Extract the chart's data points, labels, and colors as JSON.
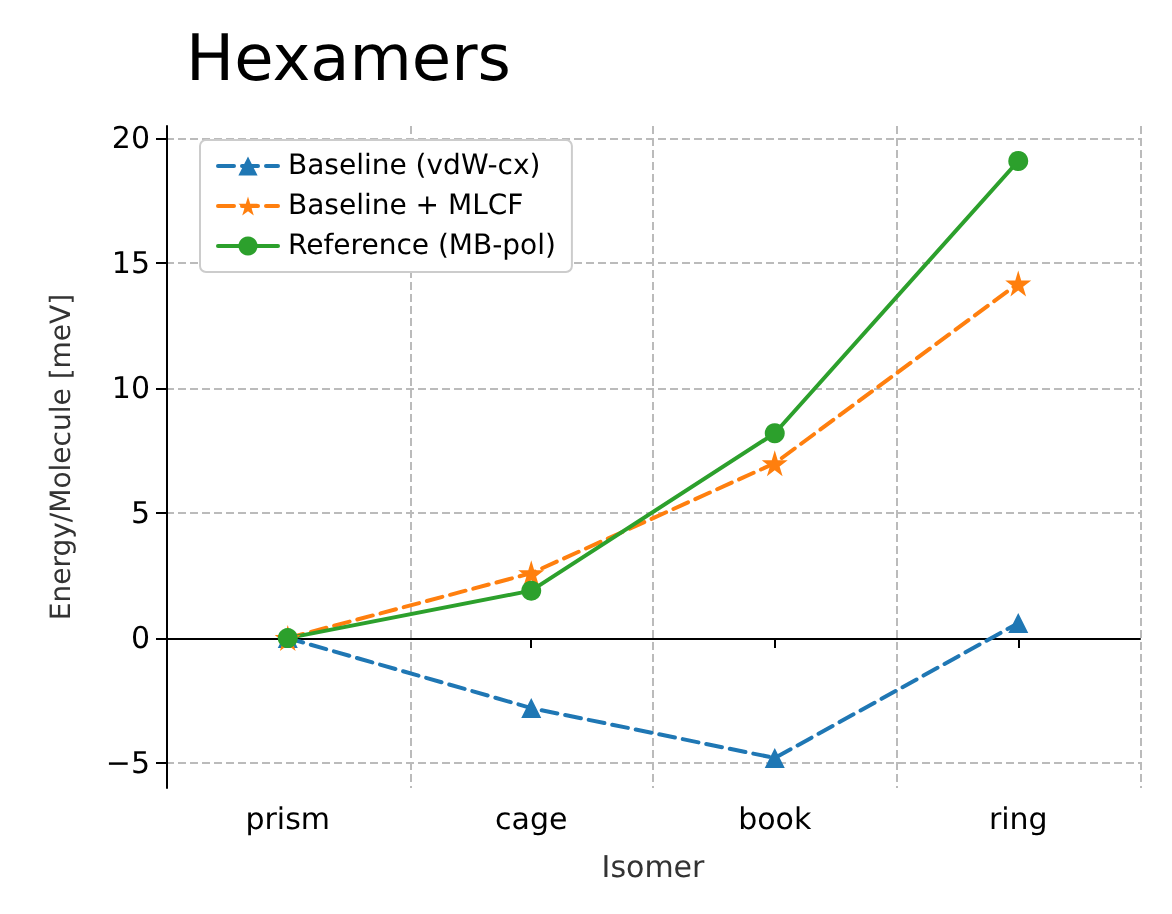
{
  "chart_data": {
    "type": "line",
    "title": "Hexamers",
    "xlabel": "Isomer",
    "ylabel": "Energy/Molecule [meV]",
    "categories": [
      "prism",
      "cage",
      "book",
      "ring"
    ],
    "series": [
      {
        "name": "Baseline (vdW-cx)",
        "color": "#1f77b4",
        "values": [
          0,
          -2.8,
          -4.8,
          0.6
        ],
        "marker": "triangle",
        "line_style": "dashed"
      },
      {
        "name": "Baseline + MLCF",
        "color": "#ff7f0e",
        "values": [
          0,
          2.6,
          7.0,
          14.2
        ],
        "marker": "star",
        "line_style": "dashed"
      },
      {
        "name": "Reference (MB-pol)",
        "color": "#2ca02c",
        "values": [
          0,
          1.9,
          8.2,
          19.1
        ],
        "marker": "circle",
        "line_style": "solid"
      }
    ],
    "ylim": [
      -6,
      20.5
    ],
    "yticks": [
      -5,
      0,
      5,
      10,
      15,
      20
    ],
    "grid": true,
    "legend": "top left"
  }
}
#####
The pictures in the entries should be left out; output everything else exactly.

## RESPONSE
Extract the chart's data points, labels, and colors as JSON.
{
  "chart_data": {
    "type": "line",
    "title": "Hexamers",
    "xlabel": "Isomer",
    "ylabel": "Energy/Molecule [meV]",
    "categories": [
      "prism",
      "cage",
      "book",
      "ring"
    ],
    "series": [
      {
        "name": "Baseline (vdW-cx)",
        "color": "#1f77b4",
        "values": [
          0,
          -2.8,
          -4.8,
          0.6
        ],
        "marker": "triangle",
        "line_style": "dashed"
      },
      {
        "name": "Baseline + MLCF",
        "color": "#ff7f0e",
        "values": [
          0,
          2.6,
          7.0,
          14.2
        ],
        "marker": "star",
        "line_style": "dashed"
      },
      {
        "name": "Reference (MB-pol)",
        "color": "#2ca02c",
        "values": [
          0,
          1.9,
          8.2,
          19.1
        ],
        "marker": "circle",
        "line_style": "solid"
      }
    ],
    "ylim": [
      -6,
      20.5
    ],
    "yticks": [
      -5,
      0,
      5,
      10,
      15,
      20
    ],
    "grid": true,
    "legend": "top left"
  }
}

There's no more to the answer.